* Start EXERCISE INPUTS *
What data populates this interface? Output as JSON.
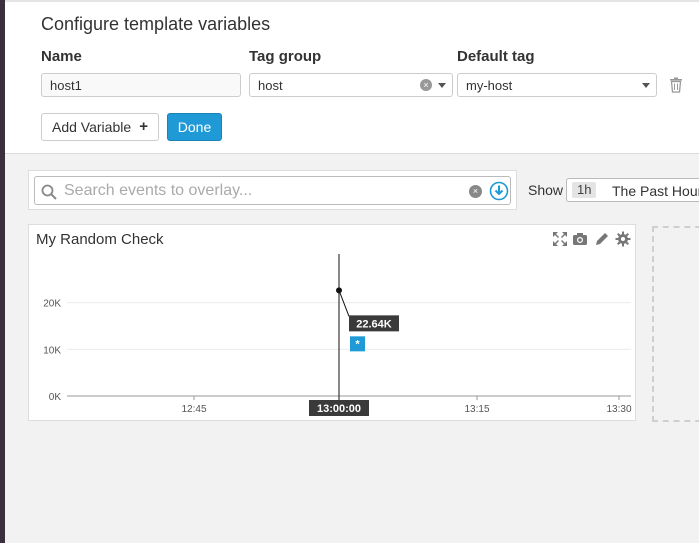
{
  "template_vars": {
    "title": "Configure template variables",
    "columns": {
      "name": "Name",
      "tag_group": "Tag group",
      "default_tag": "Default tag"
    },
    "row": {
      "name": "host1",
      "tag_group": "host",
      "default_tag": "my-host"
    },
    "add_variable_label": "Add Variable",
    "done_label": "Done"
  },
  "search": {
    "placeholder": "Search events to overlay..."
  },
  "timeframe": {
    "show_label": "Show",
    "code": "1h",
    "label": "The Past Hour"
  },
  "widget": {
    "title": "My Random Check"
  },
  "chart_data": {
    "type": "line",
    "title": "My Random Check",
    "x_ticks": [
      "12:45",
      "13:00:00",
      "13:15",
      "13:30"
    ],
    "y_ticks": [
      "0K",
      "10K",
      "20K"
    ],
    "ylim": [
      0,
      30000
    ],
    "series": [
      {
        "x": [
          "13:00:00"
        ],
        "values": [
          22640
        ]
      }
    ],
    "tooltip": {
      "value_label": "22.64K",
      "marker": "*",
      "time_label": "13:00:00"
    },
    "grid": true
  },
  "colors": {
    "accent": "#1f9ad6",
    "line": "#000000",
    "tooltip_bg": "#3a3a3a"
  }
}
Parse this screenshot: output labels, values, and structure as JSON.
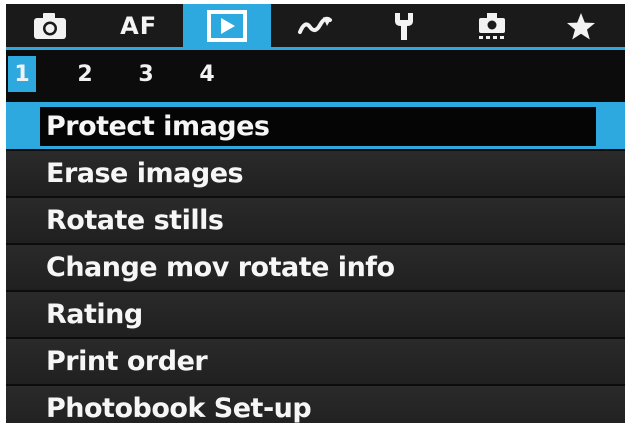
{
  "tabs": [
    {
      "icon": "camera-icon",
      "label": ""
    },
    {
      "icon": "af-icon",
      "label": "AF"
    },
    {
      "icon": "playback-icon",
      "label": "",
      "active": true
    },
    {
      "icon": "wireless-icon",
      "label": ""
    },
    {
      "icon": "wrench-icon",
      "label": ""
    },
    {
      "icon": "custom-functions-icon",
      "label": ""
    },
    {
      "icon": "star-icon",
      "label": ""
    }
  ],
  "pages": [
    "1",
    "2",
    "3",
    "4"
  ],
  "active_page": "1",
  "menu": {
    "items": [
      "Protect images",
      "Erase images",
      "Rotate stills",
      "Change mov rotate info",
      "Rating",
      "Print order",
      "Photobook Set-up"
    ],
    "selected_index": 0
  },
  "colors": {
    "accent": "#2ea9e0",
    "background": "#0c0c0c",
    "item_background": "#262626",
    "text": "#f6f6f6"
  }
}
* End EXERCISE INPUTS *
# DO THIS
Exactly the lines from the one with "Parse this screenshot: output" through the end of the listing above are to be repeated, with no pictures.

# EXERCISE SOLUTION
Parse this screenshot: output labels, values, and structure as JSON.
{
  "tabs": [
    {
      "icon": "camera-icon",
      "label": ""
    },
    {
      "icon": "af-icon",
      "label": "AF"
    },
    {
      "icon": "playback-icon",
      "label": "",
      "active": true
    },
    {
      "icon": "wireless-icon",
      "label": ""
    },
    {
      "icon": "wrench-icon",
      "label": ""
    },
    {
      "icon": "custom-functions-icon",
      "label": ""
    },
    {
      "icon": "star-icon",
      "label": ""
    }
  ],
  "pages": [
    "1",
    "2",
    "3",
    "4"
  ],
  "active_page": "1",
  "menu": {
    "items": [
      "Protect images",
      "Erase images",
      "Rotate stills",
      "Change mov rotate info",
      "Rating",
      "Print order",
      "Photobook Set-up"
    ],
    "selected_index": 0
  },
  "colors": {
    "accent": "#2ea9e0",
    "background": "#0c0c0c",
    "item_background": "#262626",
    "text": "#f6f6f6"
  }
}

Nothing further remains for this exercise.